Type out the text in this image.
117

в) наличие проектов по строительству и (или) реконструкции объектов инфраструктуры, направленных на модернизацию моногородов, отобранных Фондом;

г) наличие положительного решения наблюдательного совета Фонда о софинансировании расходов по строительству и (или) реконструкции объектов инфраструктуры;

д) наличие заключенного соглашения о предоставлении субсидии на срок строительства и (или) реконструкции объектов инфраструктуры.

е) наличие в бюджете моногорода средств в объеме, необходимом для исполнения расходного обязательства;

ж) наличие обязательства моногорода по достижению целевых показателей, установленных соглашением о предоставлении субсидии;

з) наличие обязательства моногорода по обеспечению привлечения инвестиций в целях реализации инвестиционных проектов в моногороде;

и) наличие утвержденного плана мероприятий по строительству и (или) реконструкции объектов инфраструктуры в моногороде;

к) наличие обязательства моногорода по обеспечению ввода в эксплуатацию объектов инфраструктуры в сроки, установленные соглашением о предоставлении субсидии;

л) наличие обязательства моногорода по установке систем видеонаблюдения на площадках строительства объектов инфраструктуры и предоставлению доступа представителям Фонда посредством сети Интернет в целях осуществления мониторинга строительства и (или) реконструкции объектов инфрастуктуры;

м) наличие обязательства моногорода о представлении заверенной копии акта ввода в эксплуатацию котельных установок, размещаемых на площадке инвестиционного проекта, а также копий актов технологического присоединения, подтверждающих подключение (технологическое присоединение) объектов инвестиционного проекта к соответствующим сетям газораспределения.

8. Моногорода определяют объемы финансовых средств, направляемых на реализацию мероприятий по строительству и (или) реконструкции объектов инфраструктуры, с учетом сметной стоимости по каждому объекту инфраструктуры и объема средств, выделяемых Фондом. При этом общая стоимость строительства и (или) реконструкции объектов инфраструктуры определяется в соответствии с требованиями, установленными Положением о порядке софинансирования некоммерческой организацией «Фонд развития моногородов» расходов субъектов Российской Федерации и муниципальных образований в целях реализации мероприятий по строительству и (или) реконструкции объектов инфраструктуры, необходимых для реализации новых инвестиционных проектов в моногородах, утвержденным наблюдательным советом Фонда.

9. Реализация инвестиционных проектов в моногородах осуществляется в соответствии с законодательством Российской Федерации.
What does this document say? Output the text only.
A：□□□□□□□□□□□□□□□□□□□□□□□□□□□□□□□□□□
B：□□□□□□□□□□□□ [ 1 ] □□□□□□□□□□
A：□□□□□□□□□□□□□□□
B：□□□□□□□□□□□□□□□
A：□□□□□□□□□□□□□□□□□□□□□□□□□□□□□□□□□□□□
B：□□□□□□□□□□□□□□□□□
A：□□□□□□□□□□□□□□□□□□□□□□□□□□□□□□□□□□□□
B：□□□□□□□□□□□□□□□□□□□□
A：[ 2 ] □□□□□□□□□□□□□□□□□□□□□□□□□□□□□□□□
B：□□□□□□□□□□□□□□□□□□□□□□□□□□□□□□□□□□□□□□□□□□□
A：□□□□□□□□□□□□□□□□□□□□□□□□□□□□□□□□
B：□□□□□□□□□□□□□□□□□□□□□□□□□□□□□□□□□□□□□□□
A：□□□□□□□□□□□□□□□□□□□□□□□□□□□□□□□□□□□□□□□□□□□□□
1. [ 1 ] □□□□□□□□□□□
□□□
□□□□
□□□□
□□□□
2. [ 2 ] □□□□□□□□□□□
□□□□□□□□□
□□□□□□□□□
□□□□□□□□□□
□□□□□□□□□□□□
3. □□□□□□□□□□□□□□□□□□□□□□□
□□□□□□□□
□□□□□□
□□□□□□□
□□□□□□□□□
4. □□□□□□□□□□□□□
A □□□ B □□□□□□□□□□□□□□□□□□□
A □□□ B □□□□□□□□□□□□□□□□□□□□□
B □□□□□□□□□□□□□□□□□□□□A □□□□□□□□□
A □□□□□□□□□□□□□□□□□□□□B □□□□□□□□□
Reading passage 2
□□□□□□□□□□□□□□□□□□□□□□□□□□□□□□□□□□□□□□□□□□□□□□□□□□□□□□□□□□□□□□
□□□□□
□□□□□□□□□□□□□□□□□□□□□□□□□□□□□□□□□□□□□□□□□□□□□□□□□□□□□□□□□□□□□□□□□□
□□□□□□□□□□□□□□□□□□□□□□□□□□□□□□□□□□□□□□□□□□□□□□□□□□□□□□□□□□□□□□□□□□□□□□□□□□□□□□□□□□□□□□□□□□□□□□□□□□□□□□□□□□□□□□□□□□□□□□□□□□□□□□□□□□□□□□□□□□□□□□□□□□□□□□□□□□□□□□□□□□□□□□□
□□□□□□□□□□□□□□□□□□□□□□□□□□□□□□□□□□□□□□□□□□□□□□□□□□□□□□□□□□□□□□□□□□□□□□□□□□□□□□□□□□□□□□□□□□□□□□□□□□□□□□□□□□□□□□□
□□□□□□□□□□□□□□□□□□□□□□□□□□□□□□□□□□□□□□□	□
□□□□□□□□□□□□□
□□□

▬▬▬▬▬▬

DIRECTIONS FOR THIS TASK: Retype the data in full and match it exactly.

ANSWER TO THE TASK:
Type out the text in this image.
117

в) наличие проектов по строительству и (или) реконструкции объектов инфраструктуры, направленных на модернизацию моногородов, отобранных Фондом;

г) наличие положительного решения наблюдательного совета Фонда о софинансировании расходов по строительству и (или) реконструкции объектов инфраструктуры;

д) наличие заключенного соглашения о предоставлении субсидии на срок строительства и (или) реконструкции объектов инфраструктуры.

е) наличие в бюджете моногорода средств в объеме, необходимом для исполнения расходного обязательства;

ж) наличие обязательства моногорода по достижению целевых показателей, установленных соглашением о предоставлении субсидии;

з) наличие обязательства моногорода по обеспечению привлечения инвестиций в целях реализации инвестиционных проектов в моногороде;

и) наличие утвержденного плана мероприятий по строительству и (или) реконструкции объектов инфраструктуры в моногороде;

к) наличие обязательства моногорода по обеспечению ввода в эксплуатацию объектов инфраструктуры в сроки, установленные соглашением о предоставлении субсидии;

л) наличие обязательства моногорода по установке систем видеонаблюдения на площадках строительства объектов инфраструктуры и предоставлению доступа представителям Фонда посредством сети Интернет в целях осуществления мониторинга строительства и (или) реконструкции объектов инфрастуктуры;

м) наличие обязательства моногорода о представлении заверенной копии акта ввода в эксплуатацию котельных установок, размещаемых на площадке инвестиционного проекта, а также копий актов технологического присоединения, подтверждающих подключение (технологическое присоединение) объектов инвестиционного проекта к соответствующим сетям газораспределения.

8. Моногорода определяют объемы финансовых средств, направляемых на реализацию мероприятий по строительству и (или) реконструкции объектов инфраструктуры, с учетом сметной стоимости по каждому объекту инфраструктуры и объема средств, выделяемых Фондом. При этом общая стоимость строительства и (или) реконструкции объектов инфраструктуры определяется в соответствии с требованиями, установленными Положением о порядке софинансирования некоммерческой организацией «Фонд развития моногородов» расходов субъектов Российской Федерации и муниципальных образований в целях реализации мероприятий по строительству и (или) реконструкции объектов инфраструктуры, необходимых для реализации новых инвестиционных проектов в моногородах, утвержденным наблюдательным советом Фонда.

9. Реализация инвестиционных проектов в моногородах осуществляется в соответствии с законодательством Российской Федерации.
What does this document say? Output the text only.
A：□□□□□□□□□□□□□□□□□□□□□□□□□□□□□□□□□□
B：□□□□□□□□□□□□ [ 1 ] □□□□□□□□□□
A：□□□□□□□□□□□□□□□
B：□□□□□□□□□□□□□□□
A：□□□□□□□□□□□□□□□□□□□□□□□□□□□□□□□□□□□□
B：□□□□□□□□□□□□□□□□□
A：□□□□□□□□□□□□□□□□□□□□□□□□□□□□□□□□□□□□
B：□□□□□□□□□□□□□□□□□□□□
A：[ 2 ] □□□□□□□□□□□□□□□□□□□□□□□□□□□□□□□□
B：□□□□□□□□□□□□□□□□□□□□□□□□□□□□□□□□□□□□□□□□□□□
A：□□□□□□□□□□□□□□□□□□□□□□□□□□□□□□□□
B：□□□□□□□□□□□□□□□□□□□□□□□□□□□□□□□□□□□□□□□
A：□□□□□□□□□□□□□□□□□□□□□□□□□□□□□□□□□□□□□□□□□□□□□
1. [ 1 ] □□□□□□□□□□□
□□□
□□□□
□□□□
□□□□
2. [ 2 ] □□□□□□□□□□□
□□□□□□□□□
□□□□□□□□□
□□□□□□□□□□
□□□□□□□□□□□□
3. □□□□□□□□□□□□□□□□□□□□□□□
□□□□□□□□
□□□□□□
□□□□□□□
□□□□□□□□□
4. □□□□□□□□□□□□□
A □□□ B □□□□□□□□□□□□□□□□□□□
A □□□ B □□□□□□□□□□□□□□□□□□□□□
B □□□□□□□□□□□□□□□□□□□□A □□□□□□□□□
A □□□□□□□□□□□□□□□□□□□□B □□□□□□□□□
Reading passage 2
□□□□□□□□□□□□□□□□□□□□□□□□□□□□□□□□□□□□□□□□□□□□□□□□□□□□□□□□□□□□□□
□□□□□
□□□□□□□□□□□□□□□□□□□□□□□□□□□□□□□□□□□□□□□□□□□□□□□□□□□□□□□□□□□□□□□□□□
□□□□□□□□□□□□□□□□□□□□□□□□□□□□□□□□□□□□□□□□□□□□□□□□□□□□□□□□□□□□□□□□□□□□□□□□□□□□□□□□□□□□□□□□□□□□□□□□□□□□□□□□□□□□□□□□□□□□□□□□□□□□□□□□□□□□□□□□□□□□□□□□□□□□□□□□□□□□□□□□□□□□□□□
□□□□□□□□□□□□□□□□□□□□□□□□□□□□□□□□□□□□□□□□□□□□□□□□□□□□□□□□□□□□□□□□□□□□□□□□□□□□□□□□□□□□□□□□□□□□□□□□□□□□□□□□□□□□□□□
□□□□□□□□□□□□□□□□□□□□□□□□□□□□□□□□□□□□□□□	□
□□□□□□□□□□□□□
□□□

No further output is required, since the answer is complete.